Copy every line of the entries below word for word.

# # #

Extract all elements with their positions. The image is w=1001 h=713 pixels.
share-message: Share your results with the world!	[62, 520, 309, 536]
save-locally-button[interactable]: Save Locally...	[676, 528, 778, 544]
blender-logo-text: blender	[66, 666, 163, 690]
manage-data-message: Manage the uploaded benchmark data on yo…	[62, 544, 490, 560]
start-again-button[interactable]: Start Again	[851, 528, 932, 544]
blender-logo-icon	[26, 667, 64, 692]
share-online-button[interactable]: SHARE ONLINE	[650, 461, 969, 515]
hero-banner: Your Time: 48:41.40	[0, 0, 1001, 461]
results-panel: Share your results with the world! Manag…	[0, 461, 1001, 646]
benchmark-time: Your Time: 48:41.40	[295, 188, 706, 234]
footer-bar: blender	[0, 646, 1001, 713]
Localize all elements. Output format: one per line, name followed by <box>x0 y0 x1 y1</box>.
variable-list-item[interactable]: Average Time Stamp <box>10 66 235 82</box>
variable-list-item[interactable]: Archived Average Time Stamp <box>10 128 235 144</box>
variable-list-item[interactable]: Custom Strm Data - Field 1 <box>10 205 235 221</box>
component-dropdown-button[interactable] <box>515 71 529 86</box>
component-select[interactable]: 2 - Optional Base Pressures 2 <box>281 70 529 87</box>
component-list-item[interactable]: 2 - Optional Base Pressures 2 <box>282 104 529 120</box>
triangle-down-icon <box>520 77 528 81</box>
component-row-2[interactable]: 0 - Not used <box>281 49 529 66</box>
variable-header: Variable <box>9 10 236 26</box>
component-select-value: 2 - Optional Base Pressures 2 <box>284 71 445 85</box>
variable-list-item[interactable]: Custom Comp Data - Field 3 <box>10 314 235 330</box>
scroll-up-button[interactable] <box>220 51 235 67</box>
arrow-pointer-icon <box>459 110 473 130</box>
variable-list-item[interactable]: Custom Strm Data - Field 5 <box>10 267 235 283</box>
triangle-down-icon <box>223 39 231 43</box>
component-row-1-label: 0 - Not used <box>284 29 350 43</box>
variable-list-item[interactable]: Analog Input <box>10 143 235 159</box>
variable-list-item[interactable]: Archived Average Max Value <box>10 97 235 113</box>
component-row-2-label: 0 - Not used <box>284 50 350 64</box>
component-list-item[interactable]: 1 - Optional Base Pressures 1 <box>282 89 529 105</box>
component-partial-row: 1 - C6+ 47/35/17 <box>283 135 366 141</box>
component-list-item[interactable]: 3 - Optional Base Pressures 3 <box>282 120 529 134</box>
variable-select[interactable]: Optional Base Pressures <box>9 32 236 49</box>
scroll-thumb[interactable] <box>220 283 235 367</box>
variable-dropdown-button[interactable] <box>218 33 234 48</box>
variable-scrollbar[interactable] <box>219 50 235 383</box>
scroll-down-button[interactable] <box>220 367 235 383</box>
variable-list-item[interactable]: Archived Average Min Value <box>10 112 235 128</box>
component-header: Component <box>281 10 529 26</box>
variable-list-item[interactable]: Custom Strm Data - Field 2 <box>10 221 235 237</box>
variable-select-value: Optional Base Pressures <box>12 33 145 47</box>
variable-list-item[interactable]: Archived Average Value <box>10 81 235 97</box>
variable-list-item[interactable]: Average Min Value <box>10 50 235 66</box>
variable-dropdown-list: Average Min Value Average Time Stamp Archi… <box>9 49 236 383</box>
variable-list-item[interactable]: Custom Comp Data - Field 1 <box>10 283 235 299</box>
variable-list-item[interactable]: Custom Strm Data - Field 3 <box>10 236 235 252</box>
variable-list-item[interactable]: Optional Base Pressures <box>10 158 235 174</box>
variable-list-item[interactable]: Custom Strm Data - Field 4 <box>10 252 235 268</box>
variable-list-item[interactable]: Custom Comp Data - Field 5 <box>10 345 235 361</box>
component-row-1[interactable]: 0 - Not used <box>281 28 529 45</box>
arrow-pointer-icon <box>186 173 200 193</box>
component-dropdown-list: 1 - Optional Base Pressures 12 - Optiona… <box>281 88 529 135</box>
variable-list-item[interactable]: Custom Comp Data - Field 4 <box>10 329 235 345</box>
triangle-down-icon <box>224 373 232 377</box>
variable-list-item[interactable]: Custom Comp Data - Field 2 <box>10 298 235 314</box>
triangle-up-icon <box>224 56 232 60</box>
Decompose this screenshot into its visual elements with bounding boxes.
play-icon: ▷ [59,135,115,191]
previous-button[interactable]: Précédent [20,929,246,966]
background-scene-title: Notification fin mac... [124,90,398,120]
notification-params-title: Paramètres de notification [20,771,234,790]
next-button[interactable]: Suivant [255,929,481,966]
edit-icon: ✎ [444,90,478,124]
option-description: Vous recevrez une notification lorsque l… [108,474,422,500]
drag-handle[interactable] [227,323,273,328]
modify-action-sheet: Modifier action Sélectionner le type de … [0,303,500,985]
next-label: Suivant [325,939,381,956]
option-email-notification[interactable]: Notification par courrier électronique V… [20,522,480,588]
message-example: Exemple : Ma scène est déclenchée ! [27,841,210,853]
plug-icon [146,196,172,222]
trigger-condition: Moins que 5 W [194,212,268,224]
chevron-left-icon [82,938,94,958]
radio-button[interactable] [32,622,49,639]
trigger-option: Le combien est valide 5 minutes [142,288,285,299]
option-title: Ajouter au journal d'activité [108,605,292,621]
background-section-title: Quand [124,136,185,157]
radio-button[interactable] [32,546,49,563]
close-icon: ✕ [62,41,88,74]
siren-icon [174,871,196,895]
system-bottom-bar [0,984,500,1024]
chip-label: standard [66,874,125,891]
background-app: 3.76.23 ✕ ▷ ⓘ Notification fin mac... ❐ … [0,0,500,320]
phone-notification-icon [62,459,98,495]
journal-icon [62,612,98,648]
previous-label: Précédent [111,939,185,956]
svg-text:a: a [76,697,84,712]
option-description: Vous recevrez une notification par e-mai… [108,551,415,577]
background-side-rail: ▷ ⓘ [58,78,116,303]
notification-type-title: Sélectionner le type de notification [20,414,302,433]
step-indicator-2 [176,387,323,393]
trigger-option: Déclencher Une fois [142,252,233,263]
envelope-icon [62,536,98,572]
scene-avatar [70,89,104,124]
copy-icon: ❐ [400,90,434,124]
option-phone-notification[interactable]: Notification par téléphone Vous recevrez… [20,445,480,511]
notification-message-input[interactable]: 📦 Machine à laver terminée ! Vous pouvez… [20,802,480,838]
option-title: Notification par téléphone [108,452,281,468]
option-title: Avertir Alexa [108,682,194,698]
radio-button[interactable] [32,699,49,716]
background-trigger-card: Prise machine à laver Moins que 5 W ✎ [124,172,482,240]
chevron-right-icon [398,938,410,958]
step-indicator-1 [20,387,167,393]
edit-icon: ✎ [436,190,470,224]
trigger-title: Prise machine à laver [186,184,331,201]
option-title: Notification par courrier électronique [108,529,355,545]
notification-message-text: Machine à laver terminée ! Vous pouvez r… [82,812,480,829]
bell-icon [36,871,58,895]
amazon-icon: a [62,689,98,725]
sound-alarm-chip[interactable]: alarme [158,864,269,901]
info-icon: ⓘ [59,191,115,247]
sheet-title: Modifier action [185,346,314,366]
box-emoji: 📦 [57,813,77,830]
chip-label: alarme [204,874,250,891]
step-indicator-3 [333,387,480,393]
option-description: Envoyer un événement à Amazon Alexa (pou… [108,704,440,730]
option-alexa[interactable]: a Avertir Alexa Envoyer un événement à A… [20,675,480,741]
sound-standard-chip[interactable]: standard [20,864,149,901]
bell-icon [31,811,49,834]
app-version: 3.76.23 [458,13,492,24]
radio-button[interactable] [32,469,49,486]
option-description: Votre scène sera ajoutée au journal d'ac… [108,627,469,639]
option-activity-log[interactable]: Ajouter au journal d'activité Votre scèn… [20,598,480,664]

# # #

TASK RESPONSE —
Extract all elements with their positions. The image is w=1001 h=713 pixels.
share-message: Share your results with the world!	[62, 520, 309, 536]
save-locally-button[interactable]: Save Locally...	[676, 528, 778, 544]
blender-logo-text: blender	[66, 666, 163, 690]
manage-data-message: Manage the uploaded benchmark data on yo…	[62, 544, 490, 560]
start-again-button[interactable]: Start Again	[851, 528, 932, 544]
blender-logo-icon	[26, 667, 64, 692]
share-online-button[interactable]: SHARE ONLINE	[650, 461, 969, 515]
hero-banner: Your Time: 48:41.40	[0, 0, 1001, 461]
results-panel: Share your results with the world! Manag…	[0, 461, 1001, 646]
benchmark-time: Your Time: 48:41.40	[295, 188, 706, 234]
footer-bar: blender	[0, 646, 1001, 713]
Localize all elements. Output format: one per line, name followed by <box>x0 y0 x1 y1</box>.
variable-list-item[interactable]: Average Time Stamp <box>10 66 235 82</box>
variable-list-item[interactable]: Archived Average Time Stamp <box>10 128 235 144</box>
variable-list-item[interactable]: Custom Strm Data - Field 1 <box>10 205 235 221</box>
component-dropdown-button[interactable] <box>515 71 529 86</box>
component-select[interactable]: 2 - Optional Base Pressures 2 <box>281 70 529 87</box>
component-list-item[interactable]: 2 - Optional Base Pressures 2 <box>282 104 529 120</box>
triangle-down-icon <box>520 77 528 81</box>
component-row-2[interactable]: 0 - Not used <box>281 49 529 66</box>
variable-header: Variable <box>9 10 236 26</box>
component-select-value: 2 - Optional Base Pressures 2 <box>284 71 445 85</box>
variable-list-item[interactable]: Custom Comp Data - Field 3 <box>10 314 235 330</box>
scroll-up-button[interactable] <box>220 51 235 67</box>
arrow-pointer-icon <box>459 110 473 130</box>
variable-list-item[interactable]: Custom Strm Data - Field 5 <box>10 267 235 283</box>
triangle-down-icon <box>223 39 231 43</box>
component-row-1-label: 0 - Not used <box>284 29 350 43</box>
variable-list-item[interactable]: Analog Input <box>10 143 235 159</box>
variable-list-item[interactable]: Archived Average Max Value <box>10 97 235 113</box>
component-row-2-label: 0 - Not used <box>284 50 350 64</box>
component-list-item[interactable]: 1 - Optional Base Pressures 1 <box>282 89 529 105</box>
component-partial-row: 1 - C6+ 47/35/17 <box>283 135 366 141</box>
component-list-item[interactable]: 3 - Optional Base Pressures 3 <box>282 120 529 134</box>
variable-select[interactable]: Optional Base Pressures <box>9 32 236 49</box>
scroll-thumb[interactable] <box>220 283 235 367</box>
variable-dropdown-button[interactable] <box>218 33 234 48</box>
variable-scrollbar[interactable] <box>219 50 235 383</box>
scroll-down-button[interactable] <box>220 367 235 383</box>
variable-list-item[interactable]: Archived Average Min Value <box>10 112 235 128</box>
component-header: Component <box>281 10 529 26</box>
variable-list-item[interactable]: Custom Strm Data - Field 2 <box>10 221 235 237</box>
variable-select-value: Optional Base Pressures <box>12 33 145 47</box>
variable-list-item[interactable]: Archived Average Value <box>10 81 235 97</box>
variable-list-item[interactable]: Average Min Value <box>10 50 235 66</box>
variable-dropdown-list: Average Min Value Average Time Stamp Archi… <box>9 49 236 383</box>
variable-list-item[interactable]: Custom Comp Data - Field 1 <box>10 283 235 299</box>
variable-list-item[interactable]: Custom Strm Data - Field 3 <box>10 236 235 252</box>
variable-list-item[interactable]: Optional Base Pressures <box>10 158 235 174</box>
variable-list-item[interactable]: Custom Strm Data - Field 4 <box>10 252 235 268</box>
variable-list-item[interactable]: Custom Comp Data - Field 5 <box>10 345 235 361</box>
component-row-1[interactable]: 0 - Not used <box>281 28 529 45</box>
arrow-pointer-icon <box>186 173 200 193</box>
component-dropdown-list: 1 - Optional Base Pressures 12 - Optiona… <box>281 88 529 135</box>
variable-list-item[interactable]: Custom Comp Data - Field 4 <box>10 329 235 345</box>
triangle-down-icon <box>224 373 232 377</box>
variable-list-item[interactable]: Custom Comp Data - Field 2 <box>10 298 235 314</box>
triangle-up-icon <box>224 56 232 60</box>
Decompose this screenshot into its visual elements with bounding boxes.
play-icon: ▷ [59,135,115,191]
previous-button[interactable]: Précédent [20,929,246,966]
background-scene-title: Notification fin mac... [124,90,398,120]
notification-params-title: Paramètres de notification [20,771,234,790]
next-button[interactable]: Suivant [255,929,481,966]
edit-icon: ✎ [444,90,478,124]
option-description: Vous recevrez une notification lorsque l… [108,474,422,500]
drag-handle[interactable] [227,323,273,328]
modify-action-sheet: Modifier action Sélectionner le type de … [0,303,500,985]
next-label: Suivant [325,939,381,956]
option-email-notification[interactable]: Notification par courrier électronique V… [20,522,480,588]
message-example: Exemple : Ma scène est déclenchée ! [27,841,210,853]
plug-icon [146,196,172,222]
trigger-condition: Moins que 5 W [194,212,268,224]
chevron-left-icon [82,938,94,958]
radio-button[interactable] [32,622,49,639]
trigger-option: Le combien est valide 5 minutes [142,288,285,299]
option-title: Ajouter au journal d'activité [108,605,292,621]
background-section-title: Quand [124,136,185,157]
radio-button[interactable] [32,546,49,563]
close-icon: ✕ [62,41,88,74]
siren-icon [174,871,196,895]
system-bottom-bar [0,984,500,1024]
chip-label: standard [66,874,125,891]
background-app: 3.76.23 ✕ ▷ ⓘ Notification fin mac... ❐ … [0,0,500,320]
phone-notification-icon [62,459,98,495]
journal-icon [62,612,98,648]
previous-label: Précédent [111,939,185,956]
svg-text:a: a [76,697,84,712]
option-description: Vous recevrez une notification par e-mai… [108,551,415,577]
background-side-rail: ▷ ⓘ [58,78,116,303]
notification-type-title: Sélectionner le type de notification [20,414,302,433]
step-indicator-2 [176,387,323,393]
trigger-option: Déclencher Une fois [142,252,233,263]
envelope-icon [62,536,98,572]
scene-avatar [70,89,104,124]
copy-icon: ❐ [400,90,434,124]
option-phone-notification[interactable]: Notification par téléphone Vous recevrez… [20,445,480,511]
notification-message-input[interactable]: 📦 Machine à laver terminée ! Vous pouvez… [20,802,480,838]
option-title: Notification par téléphone [108,452,281,468]
option-title: Avertir Alexa [108,682,194,698]
radio-button[interactable] [32,699,49,716]
background-trigger-card: Prise machine à laver Moins que 5 W ✎ [124,172,482,240]
chevron-right-icon [398,938,410,958]
step-indicator-1 [20,387,167,393]
edit-icon: ✎ [436,190,470,224]
trigger-title: Prise machine à laver [186,184,331,201]
option-title: Notification par courrier électronique [108,529,355,545]
notification-message-text: Machine à laver terminée ! Vous pouvez r… [82,812,480,829]
bell-icon [36,871,58,895]
amazon-icon: a [62,689,98,725]
sound-alarm-chip[interactable]: alarme [158,864,269,901]
info-icon: ⓘ [59,191,115,247]
sheet-title: Modifier action [185,346,314,366]
box-emoji: 📦 [57,813,77,830]
chip-label: alarme [204,874,250,891]
step-indicator-3 [333,387,480,393]
option-description: Envoyer un événement à Amazon Alexa (pou… [108,704,440,730]
option-alexa[interactable]: a Avertir Alexa Envoyer un événement à A… [20,675,480,741]
sound-standard-chip[interactable]: standard [20,864,149,901]
bell-icon [31,811,49,834]
app-version: 3.76.23 [458,13,492,24]
radio-button[interactable] [32,469,49,486]
option-description: Votre scène sera ajoutée au journal d'ac… [108,627,469,639]
option-activity-log[interactable]: Ajouter au journal d'activité Votre scèn… [20,598,480,664]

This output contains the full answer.